[START DATA TO USE]

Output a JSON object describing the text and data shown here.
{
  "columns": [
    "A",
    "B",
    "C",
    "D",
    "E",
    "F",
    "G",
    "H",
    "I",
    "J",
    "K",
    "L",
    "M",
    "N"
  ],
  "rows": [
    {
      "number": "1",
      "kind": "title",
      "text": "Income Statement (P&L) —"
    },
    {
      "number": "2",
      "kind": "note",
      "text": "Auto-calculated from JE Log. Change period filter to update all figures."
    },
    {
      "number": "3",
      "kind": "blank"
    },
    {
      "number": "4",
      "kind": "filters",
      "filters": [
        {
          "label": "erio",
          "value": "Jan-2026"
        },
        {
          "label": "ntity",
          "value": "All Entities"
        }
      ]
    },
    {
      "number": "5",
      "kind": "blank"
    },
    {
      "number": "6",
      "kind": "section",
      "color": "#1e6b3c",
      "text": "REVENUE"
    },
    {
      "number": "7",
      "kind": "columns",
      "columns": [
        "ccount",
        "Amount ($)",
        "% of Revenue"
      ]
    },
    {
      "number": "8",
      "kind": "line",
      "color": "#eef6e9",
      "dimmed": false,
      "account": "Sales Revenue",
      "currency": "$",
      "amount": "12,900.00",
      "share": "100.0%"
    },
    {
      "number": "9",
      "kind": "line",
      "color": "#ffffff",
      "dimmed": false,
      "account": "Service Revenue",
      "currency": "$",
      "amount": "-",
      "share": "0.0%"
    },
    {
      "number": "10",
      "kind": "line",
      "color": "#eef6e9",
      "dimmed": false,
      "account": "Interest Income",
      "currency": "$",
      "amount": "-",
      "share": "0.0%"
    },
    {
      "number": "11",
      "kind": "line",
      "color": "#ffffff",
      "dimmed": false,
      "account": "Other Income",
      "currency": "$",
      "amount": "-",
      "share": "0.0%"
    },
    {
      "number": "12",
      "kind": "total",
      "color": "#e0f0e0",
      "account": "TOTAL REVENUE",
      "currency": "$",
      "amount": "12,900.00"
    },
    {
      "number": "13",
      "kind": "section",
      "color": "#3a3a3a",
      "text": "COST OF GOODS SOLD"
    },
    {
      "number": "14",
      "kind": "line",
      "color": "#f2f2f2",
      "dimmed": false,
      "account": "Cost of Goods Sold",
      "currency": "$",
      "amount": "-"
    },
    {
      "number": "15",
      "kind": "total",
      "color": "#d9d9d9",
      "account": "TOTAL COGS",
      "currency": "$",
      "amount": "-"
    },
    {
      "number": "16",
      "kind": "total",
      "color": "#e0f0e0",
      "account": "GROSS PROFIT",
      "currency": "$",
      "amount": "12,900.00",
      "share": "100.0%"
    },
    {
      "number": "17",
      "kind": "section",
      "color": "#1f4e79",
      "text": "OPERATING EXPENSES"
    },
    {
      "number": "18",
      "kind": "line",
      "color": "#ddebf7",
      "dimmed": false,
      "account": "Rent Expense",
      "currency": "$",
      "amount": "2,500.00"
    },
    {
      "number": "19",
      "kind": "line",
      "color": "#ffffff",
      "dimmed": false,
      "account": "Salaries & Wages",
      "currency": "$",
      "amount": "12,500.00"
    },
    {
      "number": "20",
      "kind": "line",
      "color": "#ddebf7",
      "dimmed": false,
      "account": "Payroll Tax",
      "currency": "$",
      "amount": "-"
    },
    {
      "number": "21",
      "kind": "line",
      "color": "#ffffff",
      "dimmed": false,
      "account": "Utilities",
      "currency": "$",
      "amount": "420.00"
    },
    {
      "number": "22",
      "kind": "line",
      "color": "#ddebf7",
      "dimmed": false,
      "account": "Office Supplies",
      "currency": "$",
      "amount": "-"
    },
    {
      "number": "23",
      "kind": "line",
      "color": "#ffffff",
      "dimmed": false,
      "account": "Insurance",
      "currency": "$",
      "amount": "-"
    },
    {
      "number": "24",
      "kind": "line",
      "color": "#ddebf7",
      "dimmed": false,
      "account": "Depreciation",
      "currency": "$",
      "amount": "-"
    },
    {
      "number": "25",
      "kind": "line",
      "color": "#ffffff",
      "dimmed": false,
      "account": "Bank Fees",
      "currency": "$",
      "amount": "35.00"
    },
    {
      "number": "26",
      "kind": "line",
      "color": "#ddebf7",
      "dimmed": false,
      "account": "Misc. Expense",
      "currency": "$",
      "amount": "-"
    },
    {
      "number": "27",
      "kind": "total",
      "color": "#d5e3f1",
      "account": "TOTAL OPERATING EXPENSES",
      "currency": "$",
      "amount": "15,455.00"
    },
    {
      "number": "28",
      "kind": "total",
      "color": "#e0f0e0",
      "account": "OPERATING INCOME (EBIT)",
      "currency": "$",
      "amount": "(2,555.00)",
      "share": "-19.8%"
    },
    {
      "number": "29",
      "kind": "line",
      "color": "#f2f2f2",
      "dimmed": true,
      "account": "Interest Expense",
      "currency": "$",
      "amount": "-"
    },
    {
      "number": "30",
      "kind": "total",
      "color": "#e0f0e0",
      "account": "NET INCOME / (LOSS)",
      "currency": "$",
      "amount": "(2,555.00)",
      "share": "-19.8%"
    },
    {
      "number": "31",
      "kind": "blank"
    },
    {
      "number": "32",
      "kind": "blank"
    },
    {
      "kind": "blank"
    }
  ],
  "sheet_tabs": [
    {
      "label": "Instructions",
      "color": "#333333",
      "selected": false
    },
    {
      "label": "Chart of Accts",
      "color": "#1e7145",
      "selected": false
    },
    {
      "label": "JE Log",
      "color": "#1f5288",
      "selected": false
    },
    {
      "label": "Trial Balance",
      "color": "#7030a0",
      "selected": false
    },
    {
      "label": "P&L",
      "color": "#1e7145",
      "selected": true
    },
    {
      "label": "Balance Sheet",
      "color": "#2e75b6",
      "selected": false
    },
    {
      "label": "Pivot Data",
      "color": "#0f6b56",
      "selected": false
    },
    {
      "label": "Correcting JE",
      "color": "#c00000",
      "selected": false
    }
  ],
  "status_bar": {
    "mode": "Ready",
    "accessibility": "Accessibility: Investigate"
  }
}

[END DATA TO USE]

*WHAT IS BEING ASKED*. Transcribe each entry exactly.

*RESULT OF THIS TASK*.
Output a JSON object describing the text and data shown here.
{
  "columns": [
    "A",
    "B",
    "C",
    "D",
    "E",
    "F",
    "G",
    "H",
    "I",
    "J",
    "K",
    "L",
    "M",
    "N"
  ],
  "rows": [
    {
      "number": "1",
      "kind": "title",
      "text": "Income Statement (P&L) —"
    },
    {
      "number": "2",
      "kind": "note",
      "text": "Auto-calculated from JE Log. Change period filter to update all figures."
    },
    {
      "number": "3",
      "kind": "blank"
    },
    {
      "number": "4",
      "kind": "filters",
      "filters": [
        {
          "label": "erio",
          "value": "Jan-2026"
        },
        {
          "label": "ntity",
          "value": "All Entities"
        }
      ]
    },
    {
      "number": "5",
      "kind": "blank"
    },
    {
      "number": "6",
      "kind": "section",
      "color": "#1e6b3c",
      "text": "REVENUE"
    },
    {
      "number": "7",
      "kind": "columns",
      "columns": [
        "ccount",
        "Amount ($)",
        "% of Revenue"
      ]
    },
    {
      "number": "8",
      "kind": "line",
      "color": "#eef6e9",
      "dimmed": false,
      "account": "Sales Revenue",
      "currency": "$",
      "amount": "12,900.00",
      "share": "100.0%"
    },
    {
      "number": "9",
      "kind": "line",
      "color": "#ffffff",
      "dimmed": false,
      "account": "Service Revenue",
      "currency": "$",
      "amount": "-",
      "share": "0.0%"
    },
    {
      "number": "10",
      "kind": "line",
      "color": "#eef6e9",
      "dimmed": false,
      "account": "Interest Income",
      "currency": "$",
      "amount": "-",
      "share": "0.0%"
    },
    {
      "number": "11",
      "kind": "line",
      "color": "#ffffff",
      "dimmed": false,
      "account": "Other Income",
      "currency": "$",
      "amount": "-",
      "share": "0.0%"
    },
    {
      "number": "12",
      "kind": "total",
      "color": "#e0f0e0",
      "account": "TOTAL REVENUE",
      "currency": "$",
      "amount": "12,900.00"
    },
    {
      "number": "13",
      "kind": "section",
      "color": "#3a3a3a",
      "text": "COST OF GOODS SOLD"
    },
    {
      "number": "14",
      "kind": "line",
      "color": "#f2f2f2",
      "dimmed": false,
      "account": "Cost of Goods Sold",
      "currency": "$",
      "amount": "-"
    },
    {
      "number": "15",
      "kind": "total",
      "color": "#d9d9d9",
      "account": "TOTAL COGS",
      "currency": "$",
      "amount": "-"
    },
    {
      "number": "16",
      "kind": "total",
      "color": "#e0f0e0",
      "account": "GROSS PROFIT",
      "currency": "$",
      "amount": "12,900.00",
      "share": "100.0%"
    },
    {
      "number": "17",
      "kind": "section",
      "color": "#1f4e79",
      "text": "OPERATING EXPENSES"
    },
    {
      "number": "18",
      "kind": "line",
      "color": "#ddebf7",
      "dimmed": false,
      "account": "Rent Expense",
      "currency": "$",
      "amount": "2,500.00"
    },
    {
      "number": "19",
      "kind": "line",
      "color": "#ffffff",
      "dimmed": false,
      "account": "Salaries & Wages",
      "currency": "$",
      "amount": "12,500.00"
    },
    {
      "number": "20",
      "kind": "line",
      "color": "#ddebf7",
      "dimmed": false,
      "account": "Payroll Tax",
      "currency": "$",
      "amount": "-"
    },
    {
      "number": "21",
      "kind": "line",
      "color": "#ffffff",
      "dimmed": false,
      "account": "Utilities",
      "currency": "$",
      "amount": "420.00"
    },
    {
      "number": "22",
      "kind": "line",
      "color": "#ddebf7",
      "dimmed": false,
      "account": "Office Supplies",
      "currency": "$",
      "amount": "-"
    },
    {
      "number": "23",
      "kind": "line",
      "color": "#ffffff",
      "dimmed": false,
      "account": "Insurance",
      "currency": "$",
      "amount": "-"
    },
    {
      "number": "24",
      "kind": "line",
      "color": "#ddebf7",
      "dimmed": false,
      "account": "Depreciation",
      "currency": "$",
      "amount": "-"
    },
    {
      "number": "25",
      "kind": "line",
      "color": "#ffffff",
      "dimmed": false,
      "account": "Bank Fees",
      "currency": "$",
      "amount": "35.00"
    },
    {
      "number": "26",
      "kind": "line",
      "color": "#ddebf7",
      "dimmed": false,
      "account": "Misc. Expense",
      "currency": "$",
      "amount": "-"
    },
    {
      "number": "27",
      "kind": "total",
      "color": "#d5e3f1",
      "account": "TOTAL OPERATING EXPENSES",
      "currency": "$",
      "amount": "15,455.00"
    },
    {
      "number": "28",
      "kind": "total",
      "color": "#e0f0e0",
      "account": "OPERATING INCOME (EBIT)",
      "currency": "$",
      "amount": "(2,555.00)",
      "share": "-19.8%"
    },
    {
      "number": "29",
      "kind": "line",
      "color": "#f2f2f2",
      "dimmed": true,
      "account": "Interest Expense",
      "currency": "$",
      "amount": "-"
    },
    {
      "number": "30",
      "kind": "total",
      "color": "#e0f0e0",
      "account": "NET INCOME / (LOSS)",
      "currency": "$",
      "amount": "(2,555.00)",
      "share": "-19.8%"
    },
    {
      "number": "31",
      "kind": "blank"
    },
    {
      "number": "32",
      "kind": "blank"
    },
    {
      "kind": "blank"
    }
  ],
  "sheet_tabs": [
    {
      "label": "Instructions",
      "color": "#333333",
      "selected": false
    },
    {
      "label": "Chart of Accts",
      "color": "#1e7145",
      "selected": false
    },
    {
      "label": "JE Log",
      "color": "#1f5288",
      "selected": false
    },
    {
      "label": "Trial Balance",
      "color": "#7030a0",
      "selected": false
    },
    {
      "label": "P&L",
      "color": "#1e7145",
      "selected": true
    },
    {
      "label": "Balance Sheet",
      "color": "#2e75b6",
      "selected": false
    },
    {
      "label": "Pivot Data",
      "color": "#0f6b56",
      "selected": false
    },
    {
      "label": "Correcting JE",
      "color": "#c00000",
      "selected": false
    }
  ],
  "status_bar": {
    "mode": "Ready",
    "accessibility": "Accessibility: Investigate"
  }
}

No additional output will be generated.